*Task requirements*: Reproduce all entries word for word.

[Data records]
........

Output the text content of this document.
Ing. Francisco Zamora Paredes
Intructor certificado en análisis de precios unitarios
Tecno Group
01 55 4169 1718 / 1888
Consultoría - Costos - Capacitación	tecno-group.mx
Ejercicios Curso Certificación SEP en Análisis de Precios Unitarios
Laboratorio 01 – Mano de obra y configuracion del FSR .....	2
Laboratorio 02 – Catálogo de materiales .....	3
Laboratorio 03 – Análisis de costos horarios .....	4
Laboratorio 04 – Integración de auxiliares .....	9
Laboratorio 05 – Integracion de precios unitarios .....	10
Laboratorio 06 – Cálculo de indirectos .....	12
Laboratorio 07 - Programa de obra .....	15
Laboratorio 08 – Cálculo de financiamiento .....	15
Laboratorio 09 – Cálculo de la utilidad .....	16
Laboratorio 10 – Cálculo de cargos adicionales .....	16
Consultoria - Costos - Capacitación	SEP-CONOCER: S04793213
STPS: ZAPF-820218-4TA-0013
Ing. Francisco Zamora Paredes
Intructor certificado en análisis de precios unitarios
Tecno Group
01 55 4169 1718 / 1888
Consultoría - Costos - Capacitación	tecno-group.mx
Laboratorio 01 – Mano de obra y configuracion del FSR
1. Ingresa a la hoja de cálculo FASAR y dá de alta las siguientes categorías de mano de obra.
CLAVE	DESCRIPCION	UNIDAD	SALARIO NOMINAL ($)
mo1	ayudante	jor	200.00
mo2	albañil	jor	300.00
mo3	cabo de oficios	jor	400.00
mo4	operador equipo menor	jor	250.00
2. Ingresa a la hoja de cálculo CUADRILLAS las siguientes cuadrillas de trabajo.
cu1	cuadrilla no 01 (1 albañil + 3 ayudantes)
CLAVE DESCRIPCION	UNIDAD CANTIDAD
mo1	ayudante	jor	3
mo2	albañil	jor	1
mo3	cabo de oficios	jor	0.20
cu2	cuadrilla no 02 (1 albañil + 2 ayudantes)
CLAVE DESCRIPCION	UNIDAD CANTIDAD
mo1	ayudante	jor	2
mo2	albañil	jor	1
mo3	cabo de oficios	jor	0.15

........

*Finished task*:
Output the text content of this document.
Ing. Francisco Zamora Paredes
Intructor certificado en análisis de precios unitarios
Tecno Group
01 55 4169 1718 / 1888
Consultoría - Costos - Capacitación	tecno-group.mx
Ejercicios Curso Certificación SEP en Análisis de Precios Unitarios
Laboratorio 01 – Mano de obra y configuracion del FSR .....	2
Laboratorio 02 – Catálogo de materiales .....	3
Laboratorio 03 – Análisis de costos horarios .....	4
Laboratorio 04 – Integración de auxiliares .....	9
Laboratorio 05 – Integracion de precios unitarios .....	10
Laboratorio 06 – Cálculo de indirectos .....	12
Laboratorio 07 - Programa de obra .....	15
Laboratorio 08 – Cálculo de financiamiento .....	15
Laboratorio 09 – Cálculo de la utilidad .....	16
Laboratorio 10 – Cálculo de cargos adicionales .....	16
Consultoria - Costos - Capacitación	SEP-CONOCER: S04793213
STPS: ZAPF-820218-4TA-0013
Ing. Francisco Zamora Paredes
Intructor certificado en análisis de precios unitarios
Tecno Group
01 55 4169 1718 / 1888
Consultoría - Costos - Capacitación	tecno-group.mx
Laboratorio 01 – Mano de obra y configuracion del FSR
1. Ingresa a la hoja de cálculo FASAR y dá de alta las siguientes categorías de mano de obra.
CLAVE	DESCRIPCION	UNIDAD	SALARIO NOMINAL ($)
mo1	ayudante	jor	200.00
mo2	albañil	jor	300.00
mo3	cabo de oficios	jor	400.00
mo4	operador equipo menor	jor	250.00
2. Ingresa a la hoja de cálculo CUADRILLAS las siguientes cuadrillas de trabajo.
cu1	cuadrilla no 01 (1 albañil + 3 ayudantes)
CLAVE DESCRIPCION	UNIDAD CANTIDAD
mo1	ayudante	jor	3
mo2	albañil	jor	1
mo3	cabo de oficios	jor	0.20
cu2	cuadrilla no 02 (1 albañil + 2 ayudantes)
CLAVE DESCRIPCION	UNIDAD CANTIDAD
mo1	ayudante	jor	2
mo2	albañil	jor	1
mo3	cabo de oficios	jor	0.15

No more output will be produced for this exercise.